Work to complete —
Reproduce the data below in full and exclude every picture.

Records provided —

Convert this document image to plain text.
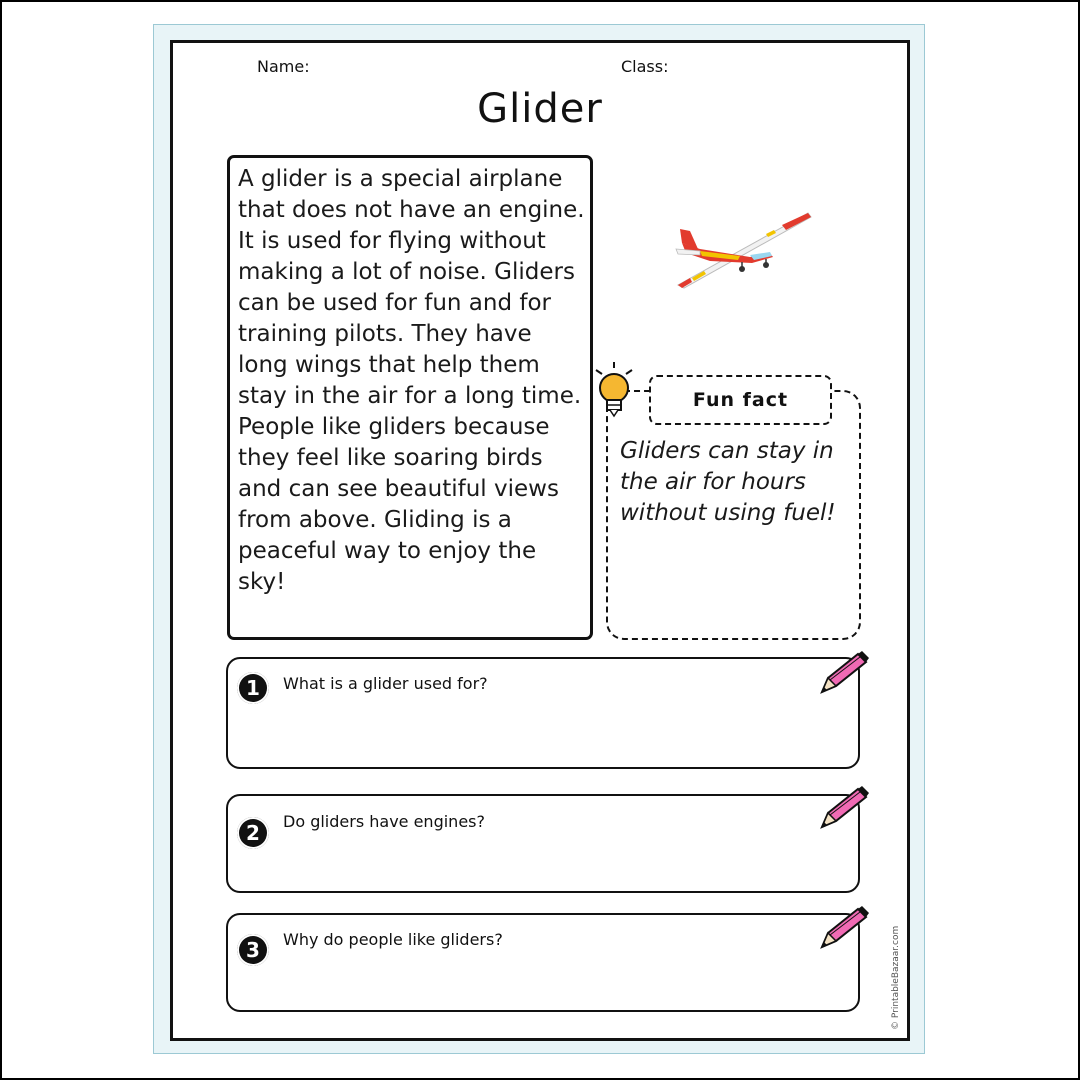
Name:	Class:
Glider
A glider is a special airplane that does not have an engine. It is used for flying without making a lot of noise. Gliders can be used for fun and for training pilots. They have long wings that help them stay in the air for a long time. People like gliders because they feel like soaring birds and can see beautiful views from above. Gliding is a peaceful way to enjoy the sky!
Fun fact
Gliders can stay in the air for hours without using fuel!
1	What is a glider used for?
2	Do gliders have engines?
3	Why do people like gliders?	© PrintableBazaar.com
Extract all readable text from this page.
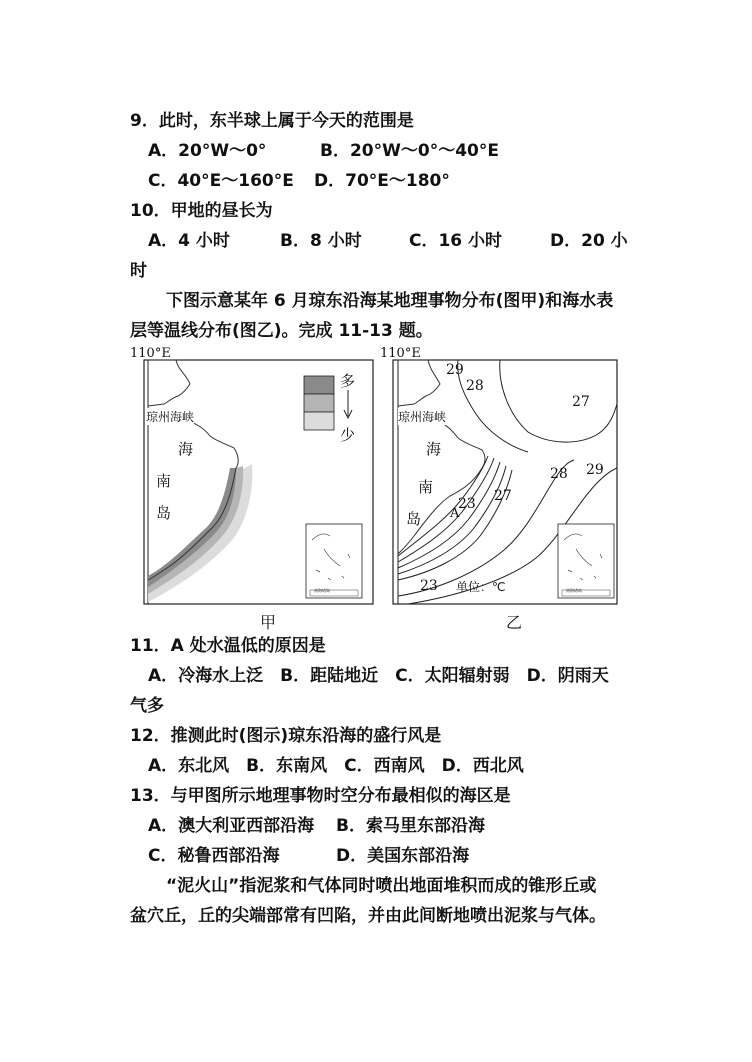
9．此时，东半球上属于今天的范围是
A．20°W～0°	B．20°W～0°～40°E
C．40°E～160°E D．70°E～180°
10．甲地的昼长为
A．4 小时	B．8 小时	C．16 小时	D．20 小
时
下图示意某年 6 月琼东沿海某地理事物分布(图甲)和海水表
层等温线分布(图乙)。完成 11-13 题。
110°E
琼州海峡
海
南
岛
多
少
南海诸岛
甲
110°E
琼州海峡
海
南
岛
29
28
27
27
28 29
23
23
A
单位：℃	南海诸岛
乙
11．A 处水温低的原因是
A．冷海水上泛　B．距陆地近　C．太阳辐射弱　D．阴雨天
气多
12．推测此时(图示)琼东沿海的盛行风是
A．东北风　B．东南风　C．西南风　D．西北风
13．与甲图所示地理事物时空分布最相似的海区是
A．澳大利亚西部沿海 B．索马里东部沿海
C．秘鲁西部沿海	D．美国东部沿海
“泥火山”指泥浆和气体同时喷出地面堆积而成的锥形丘或
盆穴丘，丘的尖端部常有凹陷，并由此间断地喷出泥浆与气体。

Response to the task —
Convert this document image to plain text.
Name:	Class:
Glider
A glider is a special airplane that does not have an engine. It is used for flying without making a lot of noise. Gliders can be used for fun and for training pilots. They have long wings that help them stay in the air for a long time. People like gliders because they feel like soaring birds and can see beautiful views from above. Gliding is a peaceful way to enjoy the sky!
Fun fact
Gliders can stay in the air for hours without using fuel!
1	What is a glider used for?
2	Do gliders have engines?
3	Why do people like gliders?	© PrintableBazaar.com
Extract all readable text from this page.
9．此时，东半球上属于今天的范围是
A．20°W～0°	B．20°W～0°～40°E
C．40°E～160°E D．70°E～180°
10．甲地的昼长为
A．4 小时	B．8 小时	C．16 小时	D．20 小
时
下图示意某年 6 月琼东沿海某地理事物分布(图甲)和海水表
层等温线分布(图乙)。完成 11-13 题。
110°E
琼州海峡
海
南
岛
多
少
南海诸岛
甲
110°E
琼州海峡
海
南
岛
29
28
27
27
28 29
23
23
A
单位：℃	南海诸岛
乙
11．A 处水温低的原因是
A．冷海水上泛　B．距陆地近　C．太阳辐射弱　D．阴雨天
气多
12．推测此时(图示)琼东沿海的盛行风是
A．东北风　B．东南风　C．西南风　D．西北风
13．与甲图所示地理事物时空分布最相似的海区是
A．澳大利亚西部沿海 B．索马里东部沿海
C．秘鲁西部沿海	D．美国东部沿海
“泥火山”指泥浆和气体同时喷出地面堆积而成的锥形丘或
盆穴丘，丘的尖端部常有凹陷，并由此间断地喷出泥浆与气体。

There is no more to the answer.